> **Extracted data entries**
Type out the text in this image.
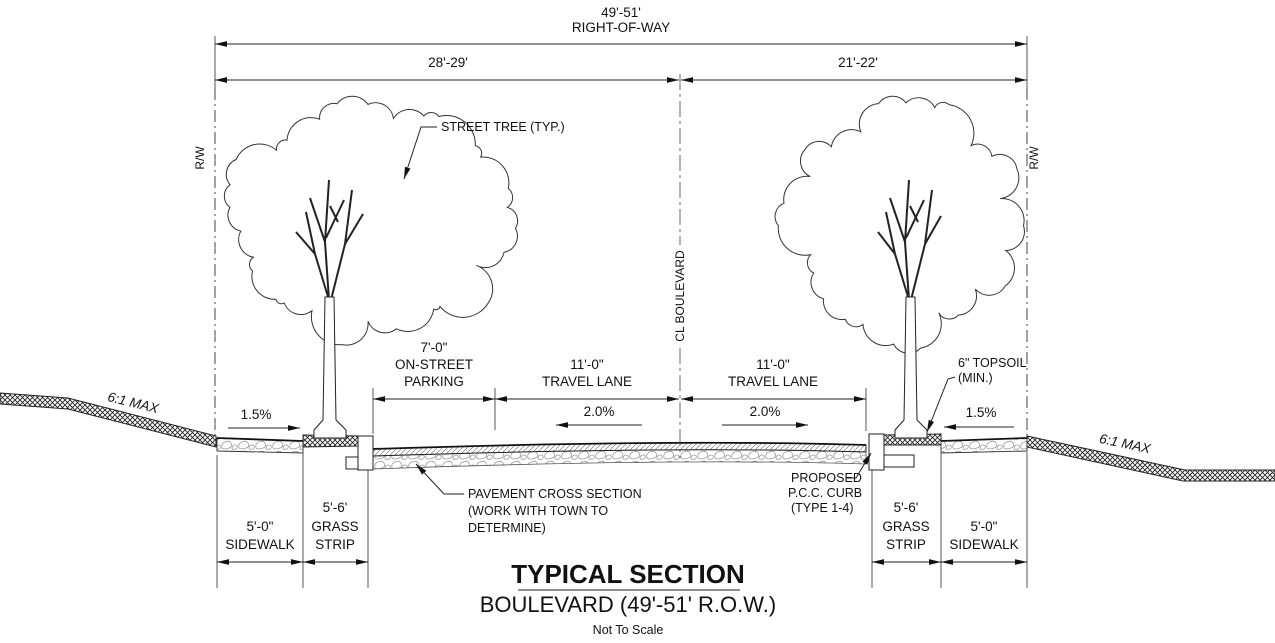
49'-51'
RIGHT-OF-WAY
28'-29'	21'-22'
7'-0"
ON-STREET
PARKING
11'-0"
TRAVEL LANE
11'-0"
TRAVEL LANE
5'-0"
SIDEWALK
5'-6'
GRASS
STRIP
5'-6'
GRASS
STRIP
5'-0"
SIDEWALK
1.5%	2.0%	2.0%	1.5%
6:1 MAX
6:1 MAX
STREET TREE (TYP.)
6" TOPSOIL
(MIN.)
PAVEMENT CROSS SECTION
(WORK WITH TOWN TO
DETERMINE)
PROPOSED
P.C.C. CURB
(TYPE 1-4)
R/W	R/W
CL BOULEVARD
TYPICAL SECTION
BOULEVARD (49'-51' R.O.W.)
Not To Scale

==

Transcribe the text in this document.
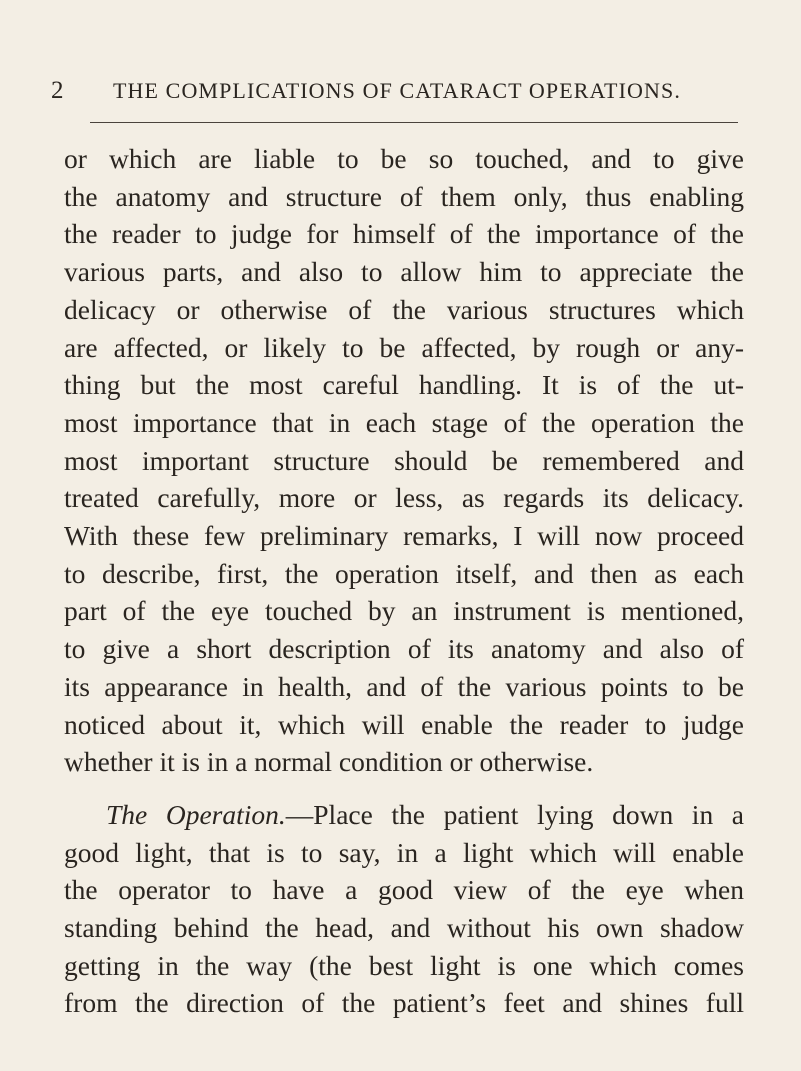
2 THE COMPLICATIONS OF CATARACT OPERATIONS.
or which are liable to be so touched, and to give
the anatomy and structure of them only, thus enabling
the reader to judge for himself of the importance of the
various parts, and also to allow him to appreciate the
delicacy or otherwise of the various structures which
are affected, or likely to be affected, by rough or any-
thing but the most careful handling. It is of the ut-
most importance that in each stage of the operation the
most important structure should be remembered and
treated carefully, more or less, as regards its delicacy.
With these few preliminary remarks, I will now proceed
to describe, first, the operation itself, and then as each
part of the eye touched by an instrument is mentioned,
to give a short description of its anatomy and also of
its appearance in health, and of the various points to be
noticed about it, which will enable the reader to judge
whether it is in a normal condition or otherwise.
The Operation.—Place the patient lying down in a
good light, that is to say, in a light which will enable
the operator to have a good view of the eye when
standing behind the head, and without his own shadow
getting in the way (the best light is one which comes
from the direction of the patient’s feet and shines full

> **What is needed**
Note every line above where the string "will" shows up, and copy those lines.

> **Output**
With these few preliminary remarks, I will now proceed
noticed about it, which will enable the reader to judge
good light, that is to say, in a light which will enable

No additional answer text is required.